> [Document excerpt]
------------------------
Brian’s doing the washing, and I dry the last of the dishes from a day of feasting. Uncles and cousins circle the kitchen island, filling containers with tomorrow’s feasts-to-go. It’s been dark for three hours and the food coma is setting in hard, so I gather belongings to call it a night. We’re in two cars, Nils riding shotgun with me, playing Christmas music. We talk about how Cody Fry is a musical genius, Felipe listening from the back seat, saying how he’d still like to learn the piano. And I think about hope and a future and Jimmy’s compass. The places we’ll live and the stories He’s writing. No way of knowing, but GOD, I TRUST YOU. Because I do.

Coffee & Jesus

Coffe & Jesus

All I need today is a little bit of coffee and a whole lot of Jesus and I have to laugh every time I see it. The irony, and how many times have I rolled my eyes and made my snarky comments. Coffee and wine, and maybe it’s confession, or maybe obsession, but someone somewhere’s made it a market, placing slogans on mugs and t-shirts and kitchen décor, and now, thanks to Jimmy – mine, too.

It was a gift of love, no question, the boy remembering his mom on her fifty-first birthday, showing up shirtless and sleepless while I’m blow-drying on a Sunday morning, and he makes his presentation. I lift the lid on a red velvet box, a tissue-wrapped cup and a small wooden sign, my youngest son hovering tall, lean and leaning close to see my reaction. I laugh out loud and hug him tight. Coffee and Jesus. A no-brainer. Too true.

Two days later I’m at Caribou for the third time since Sunday’s large spicy mocha, on the house. Yesterday celebrating birthdays again, this time with Gina. My sister is four years and two days younger than me.

And now, on day three, I’m ordering a latte, small and plain, sitting across the table from a young mom from church, known only from email and a Facebook picture. She thanks me profusely for meeting like this, and I say without thinking. Ministry over coffee is my favorite. Cliché. So Jimmy was right. And the next ninety minutes prove this truth.
------------------------
> [Exercise goal] Carry on the personal essay about coffee and Jesus, picking up after its final sentence.

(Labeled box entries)
------------------------
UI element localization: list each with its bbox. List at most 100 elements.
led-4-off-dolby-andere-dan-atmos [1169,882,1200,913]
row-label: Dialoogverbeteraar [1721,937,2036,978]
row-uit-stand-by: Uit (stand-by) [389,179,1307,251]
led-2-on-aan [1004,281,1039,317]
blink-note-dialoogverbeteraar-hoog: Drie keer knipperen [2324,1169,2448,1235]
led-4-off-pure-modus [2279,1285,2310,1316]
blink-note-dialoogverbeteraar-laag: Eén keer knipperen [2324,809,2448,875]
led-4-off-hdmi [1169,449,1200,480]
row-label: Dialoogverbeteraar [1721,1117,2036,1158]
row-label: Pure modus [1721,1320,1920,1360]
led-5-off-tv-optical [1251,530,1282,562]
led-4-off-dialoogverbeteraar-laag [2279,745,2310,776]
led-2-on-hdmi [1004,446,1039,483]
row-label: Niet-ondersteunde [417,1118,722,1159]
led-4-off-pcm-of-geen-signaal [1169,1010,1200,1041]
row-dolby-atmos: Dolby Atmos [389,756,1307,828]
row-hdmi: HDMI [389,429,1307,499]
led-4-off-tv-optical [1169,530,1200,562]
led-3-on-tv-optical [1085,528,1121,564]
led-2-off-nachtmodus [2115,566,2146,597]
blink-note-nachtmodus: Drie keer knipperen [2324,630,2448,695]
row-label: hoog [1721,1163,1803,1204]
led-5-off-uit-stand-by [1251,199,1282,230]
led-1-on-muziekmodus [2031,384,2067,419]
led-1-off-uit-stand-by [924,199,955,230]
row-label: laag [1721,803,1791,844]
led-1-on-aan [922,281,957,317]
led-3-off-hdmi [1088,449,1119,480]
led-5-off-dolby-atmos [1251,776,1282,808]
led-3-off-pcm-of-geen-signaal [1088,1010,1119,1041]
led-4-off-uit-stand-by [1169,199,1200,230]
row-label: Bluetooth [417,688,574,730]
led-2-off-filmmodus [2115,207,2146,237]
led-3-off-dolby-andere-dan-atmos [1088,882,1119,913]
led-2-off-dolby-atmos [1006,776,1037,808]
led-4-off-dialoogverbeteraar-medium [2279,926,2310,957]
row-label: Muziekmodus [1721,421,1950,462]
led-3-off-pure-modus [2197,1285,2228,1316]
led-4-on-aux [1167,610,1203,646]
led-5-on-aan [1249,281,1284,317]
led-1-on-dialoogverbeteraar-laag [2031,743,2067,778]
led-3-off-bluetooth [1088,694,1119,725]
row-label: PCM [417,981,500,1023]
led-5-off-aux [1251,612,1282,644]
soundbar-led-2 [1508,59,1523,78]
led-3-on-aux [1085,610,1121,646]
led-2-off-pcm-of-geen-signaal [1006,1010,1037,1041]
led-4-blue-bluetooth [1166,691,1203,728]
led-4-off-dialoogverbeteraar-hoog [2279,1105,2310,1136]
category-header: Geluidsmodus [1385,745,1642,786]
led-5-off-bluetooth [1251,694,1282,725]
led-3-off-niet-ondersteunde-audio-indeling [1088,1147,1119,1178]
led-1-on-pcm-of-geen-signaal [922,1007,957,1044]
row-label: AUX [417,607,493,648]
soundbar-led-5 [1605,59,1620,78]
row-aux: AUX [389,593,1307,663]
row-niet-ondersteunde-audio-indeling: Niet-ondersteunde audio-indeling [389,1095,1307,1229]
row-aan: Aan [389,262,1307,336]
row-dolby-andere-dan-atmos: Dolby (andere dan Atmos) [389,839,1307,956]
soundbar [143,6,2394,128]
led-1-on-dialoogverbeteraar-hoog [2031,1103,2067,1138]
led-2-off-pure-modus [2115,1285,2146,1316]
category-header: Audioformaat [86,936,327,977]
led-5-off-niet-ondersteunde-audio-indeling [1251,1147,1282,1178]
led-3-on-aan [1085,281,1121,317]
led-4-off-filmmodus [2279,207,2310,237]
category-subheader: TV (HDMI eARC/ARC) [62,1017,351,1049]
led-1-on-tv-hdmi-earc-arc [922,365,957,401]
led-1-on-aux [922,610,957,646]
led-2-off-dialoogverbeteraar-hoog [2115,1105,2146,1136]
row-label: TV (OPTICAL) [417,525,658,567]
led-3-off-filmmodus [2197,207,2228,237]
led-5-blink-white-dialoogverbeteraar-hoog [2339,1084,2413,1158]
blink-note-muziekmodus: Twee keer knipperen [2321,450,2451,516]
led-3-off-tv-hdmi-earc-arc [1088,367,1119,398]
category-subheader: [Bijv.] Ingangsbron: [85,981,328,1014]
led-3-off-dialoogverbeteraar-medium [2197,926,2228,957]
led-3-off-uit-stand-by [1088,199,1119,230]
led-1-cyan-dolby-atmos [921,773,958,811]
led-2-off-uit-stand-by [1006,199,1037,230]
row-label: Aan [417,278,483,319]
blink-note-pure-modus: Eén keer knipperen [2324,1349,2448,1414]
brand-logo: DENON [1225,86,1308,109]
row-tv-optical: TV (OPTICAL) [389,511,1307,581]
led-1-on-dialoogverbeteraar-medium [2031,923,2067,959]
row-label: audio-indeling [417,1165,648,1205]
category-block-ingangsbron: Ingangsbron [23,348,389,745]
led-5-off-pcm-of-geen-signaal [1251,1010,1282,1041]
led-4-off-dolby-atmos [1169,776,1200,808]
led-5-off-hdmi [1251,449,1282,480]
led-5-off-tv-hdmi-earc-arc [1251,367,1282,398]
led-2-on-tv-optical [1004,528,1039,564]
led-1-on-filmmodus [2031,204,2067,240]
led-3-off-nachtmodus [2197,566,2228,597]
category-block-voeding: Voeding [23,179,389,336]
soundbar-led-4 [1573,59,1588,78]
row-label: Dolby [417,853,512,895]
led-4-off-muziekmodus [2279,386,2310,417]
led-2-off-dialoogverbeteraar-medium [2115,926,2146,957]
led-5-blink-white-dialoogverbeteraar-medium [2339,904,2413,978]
------------------------
> [Result of this task]
After all, the E for Eat did include warm beverages on a cool fall day and I’ll be the first to admit my BLESS opportunities are more often than not His ideas and not mine. Not my idea years ago when Missi and I started meeting sporadically to talk about life and kids and being moms. And then too much life happened and the two of us drifted, but a few weeks ago out of the blue I get her text and we’re back at it over coffees at Brio and all-you-can-eat Pizza Ranch buffets, and I’m telling Missi how I’ve loved Jesus more than I’ve ever loved any human, and it doesn’t get better than this.

And then this morning, it’s out of the blue again when I ask my husband where are you going? It’s Thursday and he’s heading out in rush hour traffic for a day at his office, unexpected, but he’s made plans to meet Andi for lunch. Which just proves what I’ve been saying all along. These stories span years and God is faithful.

Faithful. Last night at dinner. Never knowing when I’m making the food who’ll partake and when. But then with no warning it’s four of us at the dining room table eating grilled chicken on Kaiser buns. Lingering and chatting. Jimmy giving us an impressive outline of his Worldview class and I’m listening hard and saying little, trying to discover what’s in the boy’s heart. Two sons processing out loud their faith and their doubts and I’m sensing more former than latter, and I think it again. Faithful.

Minutes ago I head into the kitchen, birthday mug in hand for a splash of hot, and there’s Jimmy’s egg mostly uneaten, and I’m sure it’s because the boy’s nervous. Pizza Ranch chicken for lunch at school and I’d guess he’ll be picking at that, too, barely eating. Nearly a month he’s been counting the days to November 15 and his three-hour appointment at Wingnut Tattoo and I’ll admit right now I’ve done my fair share of eye-rolling driving past that particular establishment over the years. But tonight it will be the place where Jimmy tells his story in ink on a forearm. Jeremiah 29:11. I know the plans… A compass symbol pointing to a lifetime journey, and he gives his glory to God.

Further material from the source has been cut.